## Given problem:
Take the listing and print it in full, exactly as given.

##############################

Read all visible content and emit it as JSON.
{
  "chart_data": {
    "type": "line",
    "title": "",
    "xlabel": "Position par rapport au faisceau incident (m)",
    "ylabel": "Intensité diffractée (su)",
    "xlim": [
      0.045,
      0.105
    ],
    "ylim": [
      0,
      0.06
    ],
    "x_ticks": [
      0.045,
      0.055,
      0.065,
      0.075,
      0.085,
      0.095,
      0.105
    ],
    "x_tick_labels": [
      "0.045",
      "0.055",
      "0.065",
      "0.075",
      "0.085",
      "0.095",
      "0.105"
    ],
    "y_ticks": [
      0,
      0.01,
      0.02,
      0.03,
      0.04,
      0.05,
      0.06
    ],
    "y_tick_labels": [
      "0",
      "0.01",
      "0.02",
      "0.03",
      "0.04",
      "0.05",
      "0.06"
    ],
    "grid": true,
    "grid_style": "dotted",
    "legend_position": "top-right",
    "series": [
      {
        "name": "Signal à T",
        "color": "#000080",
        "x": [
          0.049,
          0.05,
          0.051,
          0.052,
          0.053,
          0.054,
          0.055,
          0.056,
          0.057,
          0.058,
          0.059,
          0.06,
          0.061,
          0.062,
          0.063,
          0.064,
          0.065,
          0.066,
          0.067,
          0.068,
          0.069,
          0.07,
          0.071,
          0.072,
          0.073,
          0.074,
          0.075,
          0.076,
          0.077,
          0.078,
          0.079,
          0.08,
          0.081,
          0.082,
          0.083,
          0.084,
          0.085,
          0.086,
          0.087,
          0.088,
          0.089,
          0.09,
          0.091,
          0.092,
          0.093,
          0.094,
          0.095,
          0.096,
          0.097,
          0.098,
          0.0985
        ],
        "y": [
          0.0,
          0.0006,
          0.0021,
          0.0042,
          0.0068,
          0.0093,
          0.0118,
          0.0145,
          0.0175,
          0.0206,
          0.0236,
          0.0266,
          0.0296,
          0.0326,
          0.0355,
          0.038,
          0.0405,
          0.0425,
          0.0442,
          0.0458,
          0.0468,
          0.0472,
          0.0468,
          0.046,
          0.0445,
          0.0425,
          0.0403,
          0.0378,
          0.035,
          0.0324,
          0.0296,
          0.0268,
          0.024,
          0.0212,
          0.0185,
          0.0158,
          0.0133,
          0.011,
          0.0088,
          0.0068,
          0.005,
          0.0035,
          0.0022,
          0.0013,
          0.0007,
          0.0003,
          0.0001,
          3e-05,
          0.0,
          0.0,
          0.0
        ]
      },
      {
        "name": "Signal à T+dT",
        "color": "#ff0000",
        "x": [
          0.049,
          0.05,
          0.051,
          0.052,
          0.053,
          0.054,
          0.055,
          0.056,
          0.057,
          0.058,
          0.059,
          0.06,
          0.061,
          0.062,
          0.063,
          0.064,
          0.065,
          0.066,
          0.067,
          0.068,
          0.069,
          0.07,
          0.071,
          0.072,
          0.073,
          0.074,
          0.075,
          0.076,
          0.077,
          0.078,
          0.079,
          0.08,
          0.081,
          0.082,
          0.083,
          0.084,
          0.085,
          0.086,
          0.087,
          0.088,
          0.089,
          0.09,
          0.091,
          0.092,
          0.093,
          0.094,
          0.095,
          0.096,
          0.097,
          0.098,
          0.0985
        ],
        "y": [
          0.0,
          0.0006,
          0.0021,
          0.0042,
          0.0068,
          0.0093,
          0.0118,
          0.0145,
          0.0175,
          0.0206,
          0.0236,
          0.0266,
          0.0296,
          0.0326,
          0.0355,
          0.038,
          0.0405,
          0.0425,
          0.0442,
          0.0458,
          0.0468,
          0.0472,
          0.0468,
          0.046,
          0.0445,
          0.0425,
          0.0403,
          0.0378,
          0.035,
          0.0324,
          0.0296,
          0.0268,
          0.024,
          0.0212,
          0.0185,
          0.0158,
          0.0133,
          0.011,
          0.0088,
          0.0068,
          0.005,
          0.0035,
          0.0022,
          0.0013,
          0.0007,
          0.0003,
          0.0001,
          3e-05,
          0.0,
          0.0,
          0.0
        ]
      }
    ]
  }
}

##############################

## Finished exercise:
Read all visible content and emit it as JSON.
{
  "chart_data": {
    "type": "line",
    "title": "",
    "xlabel": "Position par rapport au faisceau incident (m)",
    "ylabel": "Intensité diffractée (su)",
    "xlim": [
      0.045,
      0.105
    ],
    "ylim": [
      0,
      0.06
    ],
    "x_ticks": [
      0.045,
      0.055,
      0.065,
      0.075,
      0.085,
      0.095,
      0.105
    ],
    "x_tick_labels": [
      "0.045",
      "0.055",
      "0.065",
      "0.075",
      "0.085",
      "0.095",
      "0.105"
    ],
    "y_ticks": [
      0,
      0.01,
      0.02,
      0.03,
      0.04,
      0.05,
      0.06
    ],
    "y_tick_labels": [
      "0",
      "0.01",
      "0.02",
      "0.03",
      "0.04",
      "0.05",
      "0.06"
    ],
    "grid": true,
    "grid_style": "dotted",
    "legend_position": "top-right",
    "series": [
      {
        "name": "Signal à T",
        "color": "#000080",
        "x": [
          0.049,
          0.05,
          0.051,
          0.052,
          0.053,
          0.054,
          0.055,
          0.056,
          0.057,
          0.058,
          0.059,
          0.06,
          0.061,
          0.062,
          0.063,
          0.064,
          0.065,
          0.066,
          0.067,
          0.068,
          0.069,
          0.07,
          0.071,
          0.072,
          0.073,
          0.074,
          0.075,
          0.076,
          0.077,
          0.078,
          0.079,
          0.08,
          0.081,
          0.082,
          0.083,
          0.084,
          0.085,
          0.086,
          0.087,
          0.088,
          0.089,
          0.09,
          0.091,
          0.092,
          0.093,
          0.094,
          0.095,
          0.096,
          0.097,
          0.098,
          0.0985
        ],
        "y": [
          0.0,
          0.0006,
          0.0021,
          0.0042,
          0.0068,
          0.0093,
          0.0118,
          0.0145,
          0.0175,
          0.0206,
          0.0236,
          0.0266,
          0.0296,
          0.0326,
          0.0355,
          0.038,
          0.0405,
          0.0425,
          0.0442,
          0.0458,
          0.0468,
          0.0472,
          0.0468,
          0.046,
          0.0445,
          0.0425,
          0.0403,
          0.0378,
          0.035,
          0.0324,
          0.0296,
          0.0268,
          0.024,
          0.0212,
          0.0185,
          0.0158,
          0.0133,
          0.011,
          0.0088,
          0.0068,
          0.005,
          0.0035,
          0.0022,
          0.0013,
          0.0007,
          0.0003,
          0.0001,
          3e-05,
          0.0,
          0.0,
          0.0
        ]
      },
      {
        "name": "Signal à T+dT",
        "color": "#ff0000",
        "x": [
          0.049,
          0.05,
          0.051,
          0.052,
          0.053,
          0.054,
          0.055,
          0.056,
          0.057,
          0.058,
          0.059,
          0.06,
          0.061,
          0.062,
          0.063,
          0.064,
          0.065,
          0.066,
          0.067,
          0.068,
          0.069,
          0.07,
          0.071,
          0.072,
          0.073,
          0.074,
          0.075,
          0.076,
          0.077,
          0.078,
          0.079,
          0.08,
          0.081,
          0.082,
          0.083,
          0.084,
          0.085,
          0.086,
          0.087,
          0.088,
          0.089,
          0.09,
          0.091,
          0.092,
          0.093,
          0.094,
          0.095,
          0.096,
          0.097,
          0.098,
          0.0985
        ],
        "y": [
          0.0,
          0.0006,
          0.0021,
          0.0042,
          0.0068,
          0.0093,
          0.0118,
          0.0145,
          0.0175,
          0.0206,
          0.0236,
          0.0266,
          0.0296,
          0.0326,
          0.0355,
          0.038,
          0.0405,
          0.0425,
          0.0442,
          0.0458,
          0.0468,
          0.0472,
          0.0468,
          0.046,
          0.0445,
          0.0425,
          0.0403,
          0.0378,
          0.035,
          0.0324,
          0.0296,
          0.0268,
          0.024,
          0.0212,
          0.0185,
          0.0158,
          0.0133,
          0.011,
          0.0088,
          0.0068,
          0.005,
          0.0035,
          0.0022,
          0.0013,
          0.0007,
          0.0003,
          0.0001,
          3e-05,
          0.0,
          0.0,
          0.0
        ]
      }
    ]
  }
}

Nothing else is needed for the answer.